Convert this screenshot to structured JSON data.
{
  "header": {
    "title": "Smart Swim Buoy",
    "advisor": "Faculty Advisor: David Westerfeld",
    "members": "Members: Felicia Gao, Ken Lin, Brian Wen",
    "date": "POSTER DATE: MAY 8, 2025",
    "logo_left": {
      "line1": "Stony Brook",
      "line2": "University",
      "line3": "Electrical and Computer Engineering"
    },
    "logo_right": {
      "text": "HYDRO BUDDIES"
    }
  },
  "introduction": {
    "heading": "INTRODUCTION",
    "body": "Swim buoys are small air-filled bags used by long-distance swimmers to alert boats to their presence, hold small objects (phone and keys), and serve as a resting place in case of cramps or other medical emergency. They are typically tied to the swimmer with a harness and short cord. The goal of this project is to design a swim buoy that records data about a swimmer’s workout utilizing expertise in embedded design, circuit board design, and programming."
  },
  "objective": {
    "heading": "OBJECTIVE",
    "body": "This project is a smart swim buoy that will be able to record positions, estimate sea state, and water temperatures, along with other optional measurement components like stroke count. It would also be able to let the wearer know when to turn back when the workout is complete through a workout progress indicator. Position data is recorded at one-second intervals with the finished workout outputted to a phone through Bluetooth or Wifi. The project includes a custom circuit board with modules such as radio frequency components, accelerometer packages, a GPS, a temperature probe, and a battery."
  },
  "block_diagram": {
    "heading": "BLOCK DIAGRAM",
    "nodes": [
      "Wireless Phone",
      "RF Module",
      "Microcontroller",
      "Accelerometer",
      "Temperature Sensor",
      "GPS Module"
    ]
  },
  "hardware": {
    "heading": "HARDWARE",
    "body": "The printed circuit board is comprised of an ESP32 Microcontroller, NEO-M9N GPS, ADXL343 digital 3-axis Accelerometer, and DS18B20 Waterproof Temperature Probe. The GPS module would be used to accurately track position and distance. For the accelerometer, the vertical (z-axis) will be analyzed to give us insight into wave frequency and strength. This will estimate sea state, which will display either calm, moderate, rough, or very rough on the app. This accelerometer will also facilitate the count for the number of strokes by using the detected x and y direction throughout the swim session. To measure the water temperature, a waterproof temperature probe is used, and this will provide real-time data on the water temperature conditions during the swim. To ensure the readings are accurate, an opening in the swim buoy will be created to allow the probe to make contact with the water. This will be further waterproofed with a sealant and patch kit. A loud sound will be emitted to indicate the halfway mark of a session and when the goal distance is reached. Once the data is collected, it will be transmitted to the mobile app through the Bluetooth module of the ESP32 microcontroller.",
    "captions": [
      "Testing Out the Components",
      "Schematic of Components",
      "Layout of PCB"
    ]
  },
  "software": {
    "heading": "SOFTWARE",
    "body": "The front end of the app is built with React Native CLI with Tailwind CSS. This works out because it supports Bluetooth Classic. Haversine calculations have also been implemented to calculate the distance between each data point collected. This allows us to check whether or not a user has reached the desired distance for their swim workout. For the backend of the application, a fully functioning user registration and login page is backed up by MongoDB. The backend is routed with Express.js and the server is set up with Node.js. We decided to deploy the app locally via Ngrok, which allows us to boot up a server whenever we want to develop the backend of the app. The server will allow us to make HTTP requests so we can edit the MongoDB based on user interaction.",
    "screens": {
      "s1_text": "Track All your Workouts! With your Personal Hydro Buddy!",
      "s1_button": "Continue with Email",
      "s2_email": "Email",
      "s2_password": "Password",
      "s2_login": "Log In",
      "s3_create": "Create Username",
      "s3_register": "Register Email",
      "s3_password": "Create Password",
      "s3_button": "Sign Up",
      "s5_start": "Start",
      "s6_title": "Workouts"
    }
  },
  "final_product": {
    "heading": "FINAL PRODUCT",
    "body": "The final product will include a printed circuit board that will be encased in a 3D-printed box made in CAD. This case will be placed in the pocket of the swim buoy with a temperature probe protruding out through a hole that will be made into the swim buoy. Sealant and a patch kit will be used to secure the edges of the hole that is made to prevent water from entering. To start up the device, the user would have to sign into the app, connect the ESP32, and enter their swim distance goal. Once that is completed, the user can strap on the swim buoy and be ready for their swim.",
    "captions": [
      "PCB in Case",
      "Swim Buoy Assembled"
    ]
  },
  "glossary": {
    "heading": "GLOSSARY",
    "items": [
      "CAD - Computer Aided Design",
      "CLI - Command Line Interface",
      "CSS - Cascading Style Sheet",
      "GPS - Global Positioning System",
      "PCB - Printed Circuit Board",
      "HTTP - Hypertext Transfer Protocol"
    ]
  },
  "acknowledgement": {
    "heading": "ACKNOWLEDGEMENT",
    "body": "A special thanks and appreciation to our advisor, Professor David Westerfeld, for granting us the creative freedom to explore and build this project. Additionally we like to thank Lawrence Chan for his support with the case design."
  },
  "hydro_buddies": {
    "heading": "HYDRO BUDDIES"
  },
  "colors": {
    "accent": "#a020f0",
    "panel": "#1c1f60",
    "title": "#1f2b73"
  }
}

_ _ _ _

* [Exercise]: Each line that has the word "Westerfeld" counts once. How many such lines are in the data? Give the number alone.

* [Full response]: 2